* [GIVEN REQUEST]
Restate each entry word for word, leaving nothing out.

* [DATASET RECORDS]
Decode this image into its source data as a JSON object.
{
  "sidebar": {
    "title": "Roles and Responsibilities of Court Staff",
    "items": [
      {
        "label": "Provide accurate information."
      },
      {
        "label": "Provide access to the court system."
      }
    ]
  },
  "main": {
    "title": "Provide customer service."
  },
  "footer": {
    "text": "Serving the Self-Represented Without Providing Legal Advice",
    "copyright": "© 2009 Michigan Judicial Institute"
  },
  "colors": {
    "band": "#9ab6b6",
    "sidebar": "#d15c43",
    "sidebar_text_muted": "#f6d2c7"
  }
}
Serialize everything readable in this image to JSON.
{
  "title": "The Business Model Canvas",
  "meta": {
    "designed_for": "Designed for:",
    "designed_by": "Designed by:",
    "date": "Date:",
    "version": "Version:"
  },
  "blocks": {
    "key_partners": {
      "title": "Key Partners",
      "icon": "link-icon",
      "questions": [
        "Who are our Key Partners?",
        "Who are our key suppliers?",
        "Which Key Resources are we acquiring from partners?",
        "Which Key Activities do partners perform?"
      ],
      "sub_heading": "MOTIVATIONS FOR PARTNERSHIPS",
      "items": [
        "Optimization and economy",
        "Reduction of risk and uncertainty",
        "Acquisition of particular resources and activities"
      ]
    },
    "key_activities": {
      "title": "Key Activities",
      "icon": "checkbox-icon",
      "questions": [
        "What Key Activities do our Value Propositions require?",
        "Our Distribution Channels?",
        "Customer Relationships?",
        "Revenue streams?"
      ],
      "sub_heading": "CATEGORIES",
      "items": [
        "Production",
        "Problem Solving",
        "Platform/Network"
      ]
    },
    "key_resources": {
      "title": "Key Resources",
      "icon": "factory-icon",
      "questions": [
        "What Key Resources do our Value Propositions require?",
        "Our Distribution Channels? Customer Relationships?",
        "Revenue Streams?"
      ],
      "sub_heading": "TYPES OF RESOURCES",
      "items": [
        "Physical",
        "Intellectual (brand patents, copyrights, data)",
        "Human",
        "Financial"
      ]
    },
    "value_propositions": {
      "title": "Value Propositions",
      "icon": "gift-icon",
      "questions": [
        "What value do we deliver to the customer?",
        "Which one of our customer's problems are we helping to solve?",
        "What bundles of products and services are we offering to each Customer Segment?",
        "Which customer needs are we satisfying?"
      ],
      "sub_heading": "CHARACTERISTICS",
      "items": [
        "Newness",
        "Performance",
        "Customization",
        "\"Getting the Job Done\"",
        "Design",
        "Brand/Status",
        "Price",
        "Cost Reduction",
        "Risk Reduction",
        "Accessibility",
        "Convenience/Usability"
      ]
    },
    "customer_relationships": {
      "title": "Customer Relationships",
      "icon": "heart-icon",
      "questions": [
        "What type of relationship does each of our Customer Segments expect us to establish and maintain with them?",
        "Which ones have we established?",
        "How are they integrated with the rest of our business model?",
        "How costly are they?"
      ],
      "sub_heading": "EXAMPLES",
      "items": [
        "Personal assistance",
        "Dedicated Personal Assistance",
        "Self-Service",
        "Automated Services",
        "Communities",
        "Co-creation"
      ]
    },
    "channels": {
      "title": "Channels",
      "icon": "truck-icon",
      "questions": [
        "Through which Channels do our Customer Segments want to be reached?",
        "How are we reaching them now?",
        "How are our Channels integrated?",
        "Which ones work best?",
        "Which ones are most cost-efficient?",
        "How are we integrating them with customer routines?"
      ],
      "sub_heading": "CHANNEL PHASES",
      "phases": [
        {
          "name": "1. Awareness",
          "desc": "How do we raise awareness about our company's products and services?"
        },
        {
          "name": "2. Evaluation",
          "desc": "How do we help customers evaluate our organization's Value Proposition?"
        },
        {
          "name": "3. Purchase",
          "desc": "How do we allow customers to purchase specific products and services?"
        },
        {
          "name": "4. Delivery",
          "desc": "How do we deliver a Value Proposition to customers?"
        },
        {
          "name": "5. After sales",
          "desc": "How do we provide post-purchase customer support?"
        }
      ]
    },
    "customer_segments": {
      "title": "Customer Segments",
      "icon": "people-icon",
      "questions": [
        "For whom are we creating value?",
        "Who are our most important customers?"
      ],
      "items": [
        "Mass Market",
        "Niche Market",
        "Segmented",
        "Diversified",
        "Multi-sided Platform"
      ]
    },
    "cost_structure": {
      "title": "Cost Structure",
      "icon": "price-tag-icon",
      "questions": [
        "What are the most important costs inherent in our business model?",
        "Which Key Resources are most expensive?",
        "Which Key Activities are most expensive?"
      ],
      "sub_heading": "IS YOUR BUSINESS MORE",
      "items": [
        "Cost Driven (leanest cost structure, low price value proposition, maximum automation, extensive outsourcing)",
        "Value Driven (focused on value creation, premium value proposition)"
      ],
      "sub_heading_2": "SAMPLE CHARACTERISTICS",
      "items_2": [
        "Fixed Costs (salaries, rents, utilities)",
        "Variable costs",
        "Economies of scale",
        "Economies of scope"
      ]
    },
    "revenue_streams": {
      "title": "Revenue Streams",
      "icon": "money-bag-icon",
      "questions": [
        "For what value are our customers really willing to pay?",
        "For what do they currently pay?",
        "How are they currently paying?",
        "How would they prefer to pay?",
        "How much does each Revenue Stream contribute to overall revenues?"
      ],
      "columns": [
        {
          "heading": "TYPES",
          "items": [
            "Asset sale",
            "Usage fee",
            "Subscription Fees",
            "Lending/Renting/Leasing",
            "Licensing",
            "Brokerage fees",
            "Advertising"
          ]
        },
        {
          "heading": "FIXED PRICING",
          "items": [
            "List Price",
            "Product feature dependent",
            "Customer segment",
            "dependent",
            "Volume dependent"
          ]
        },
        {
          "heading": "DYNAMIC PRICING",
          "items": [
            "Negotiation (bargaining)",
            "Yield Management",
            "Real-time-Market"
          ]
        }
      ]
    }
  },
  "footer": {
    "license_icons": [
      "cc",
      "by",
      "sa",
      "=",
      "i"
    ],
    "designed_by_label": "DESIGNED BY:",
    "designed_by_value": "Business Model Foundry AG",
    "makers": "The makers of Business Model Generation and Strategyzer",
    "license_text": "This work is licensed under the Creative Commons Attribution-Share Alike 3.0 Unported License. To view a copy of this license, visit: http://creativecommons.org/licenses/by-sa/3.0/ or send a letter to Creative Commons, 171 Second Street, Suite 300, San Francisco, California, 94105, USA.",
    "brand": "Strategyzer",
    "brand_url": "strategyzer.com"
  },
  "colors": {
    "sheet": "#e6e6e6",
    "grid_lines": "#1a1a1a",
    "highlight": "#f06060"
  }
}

* [TASK ANSWER]
Decode this image into its source data as a JSON object.
{
  "sidebar": {
    "title": "Roles and Responsibilities of Court Staff",
    "items": [
      {
        "label": "Provide accurate information."
      },
      {
        "label": "Provide access to the court system."
      }
    ]
  },
  "main": {
    "title": "Provide customer service."
  },
  "footer": {
    "text": "Serving the Self-Represented Without Providing Legal Advice",
    "copyright": "© 2009 Michigan Judicial Institute"
  },
  "colors": {
    "band": "#9ab6b6",
    "sidebar": "#d15c43",
    "sidebar_text_muted": "#f6d2c7"
  }
}
Serialize everything readable in this image to JSON.
{
  "title": "The Business Model Canvas",
  "meta": {
    "designed_for": "Designed for:",
    "designed_by": "Designed by:",
    "date": "Date:",
    "version": "Version:"
  },
  "blocks": {
    "key_partners": {
      "title": "Key Partners",
      "icon": "link-icon",
      "questions": [
        "Who are our Key Partners?",
        "Who are our key suppliers?",
        "Which Key Resources are we acquiring from partners?",
        "Which Key Activities do partners perform?"
      ],
      "sub_heading": "MOTIVATIONS FOR PARTNERSHIPS",
      "items": [
        "Optimization and economy",
        "Reduction of risk and uncertainty",
        "Acquisition of particular resources and activities"
      ]
    },
    "key_activities": {
      "title": "Key Activities",
      "icon": "checkbox-icon",
      "questions": [
        "What Key Activities do our Value Propositions require?",
        "Our Distribution Channels?",
        "Customer Relationships?",
        "Revenue streams?"
      ],
      "sub_heading": "CATEGORIES",
      "items": [
        "Production",
        "Problem Solving",
        "Platform/Network"
      ]
    },
    "key_resources": {
      "title": "Key Resources",
      "icon": "factory-icon",
      "questions": [
        "What Key Resources do our Value Propositions require?",
        "Our Distribution Channels? Customer Relationships?",
        "Revenue Streams?"
      ],
      "sub_heading": "TYPES OF RESOURCES",
      "items": [
        "Physical",
        "Intellectual (brand patents, copyrights, data)",
        "Human",
        "Financial"
      ]
    },
    "value_propositions": {
      "title": "Value Propositions",
      "icon": "gift-icon",
      "questions": [
        "What value do we deliver to the customer?",
        "Which one of our customer's problems are we helping to solve?",
        "What bundles of products and services are we offering to each Customer Segment?",
        "Which customer needs are we satisfying?"
      ],
      "sub_heading": "CHARACTERISTICS",
      "items": [
        "Newness",
        "Performance",
        "Customization",
        "\"Getting the Job Done\"",
        "Design",
        "Brand/Status",
        "Price",
        "Cost Reduction",
        "Risk Reduction",
        "Accessibility",
        "Convenience/Usability"
      ]
    },
    "customer_relationships": {
      "title": "Customer Relationships",
      "icon": "heart-icon",
      "questions": [
        "What type of relationship does each of our Customer Segments expect us to establish and maintain with them?",
        "Which ones have we established?",
        "How are they integrated with the rest of our business model?",
        "How costly are they?"
      ],
      "sub_heading": "EXAMPLES",
      "items": [
        "Personal assistance",
        "Dedicated Personal Assistance",
        "Self-Service",
        "Automated Services",
        "Communities",
        "Co-creation"
      ]
    },
    "channels": {
      "title": "Channels",
      "icon": "truck-icon",
      "questions": [
        "Through which Channels do our Customer Segments want to be reached?",
        "How are we reaching them now?",
        "How are our Channels integrated?",
        "Which ones work best?",
        "Which ones are most cost-efficient?",
        "How are we integrating them with customer routines?"
      ],
      "sub_heading": "CHANNEL PHASES",
      "phases": [
        {
          "name": "1. Awareness",
          "desc": "How do we raise awareness about our company's products and services?"
        },
        {
          "name": "2. Evaluation",
          "desc": "How do we help customers evaluate our organization's Value Proposition?"
        },
        {
          "name": "3. Purchase",
          "desc": "How do we allow customers to purchase specific products and services?"
        },
        {
          "name": "4. Delivery",
          "desc": "How do we deliver a Value Proposition to customers?"
        },
        {
          "name": "5. After sales",
          "desc": "How do we provide post-purchase customer support?"
        }
      ]
    },
    "customer_segments": {
      "title": "Customer Segments",
      "icon": "people-icon",
      "questions": [
        "For whom are we creating value?",
        "Who are our most important customers?"
      ],
      "items": [
        "Mass Market",
        "Niche Market",
        "Segmented",
        "Diversified",
        "Multi-sided Platform"
      ]
    },
    "cost_structure": {
      "title": "Cost Structure",
      "icon": "price-tag-icon",
      "questions": [
        "What are the most important costs inherent in our business model?",
        "Which Key Resources are most expensive?",
        "Which Key Activities are most expensive?"
      ],
      "sub_heading": "IS YOUR BUSINESS MORE",
      "items": [
        "Cost Driven (leanest cost structure, low price value proposition, maximum automation, extensive outsourcing)",
        "Value Driven (focused on value creation, premium value proposition)"
      ],
      "sub_heading_2": "SAMPLE CHARACTERISTICS",
      "items_2": [
        "Fixed Costs (salaries, rents, utilities)",
        "Variable costs",
        "Economies of scale",
        "Economies of scope"
      ]
    },
    "revenue_streams": {
      "title": "Revenue Streams",
      "icon": "money-bag-icon",
      "questions": [
        "For what value are our customers really willing to pay?",
        "For what do they currently pay?",
        "How are they currently paying?",
        "How would they prefer to pay?",
        "How much does each Revenue Stream contribute to overall revenues?"
      ],
      "columns": [
        {
          "heading": "TYPES",
          "items": [
            "Asset sale",
            "Usage fee",
            "Subscription Fees",
            "Lending/Renting/Leasing",
            "Licensing",
            "Brokerage fees",
            "Advertising"
          ]
        },
        {
          "heading": "FIXED PRICING",
          "items": [
            "List Price",
            "Product feature dependent",
            "Customer segment",
            "dependent",
            "Volume dependent"
          ]
        },
        {
          "heading": "DYNAMIC PRICING",
          "items": [
            "Negotiation (bargaining)",
            "Yield Management",
            "Real-time-Market"
          ]
        }
      ]
    }
  },
  "footer": {
    "license_icons": [
      "cc",
      "by",
      "sa",
      "=",
      "i"
    ],
    "designed_by_label": "DESIGNED BY:",
    "designed_by_value": "Business Model Foundry AG",
    "makers": "The makers of Business Model Generation and Strategyzer",
    "license_text": "This work is licensed under the Creative Commons Attribution-Share Alike 3.0 Unported License. To view a copy of this license, visit: http://creativecommons.org/licenses/by-sa/3.0/ or send a letter to Creative Commons, 171 Second Street, Suite 300, San Francisco, California, 94105, USA.",
    "brand": "Strategyzer",
    "brand_url": "strategyzer.com"
  },
  "colors": {
    "sheet": "#e6e6e6",
    "grid_lines": "#1a1a1a",
    "highlight": "#f06060"
  }
}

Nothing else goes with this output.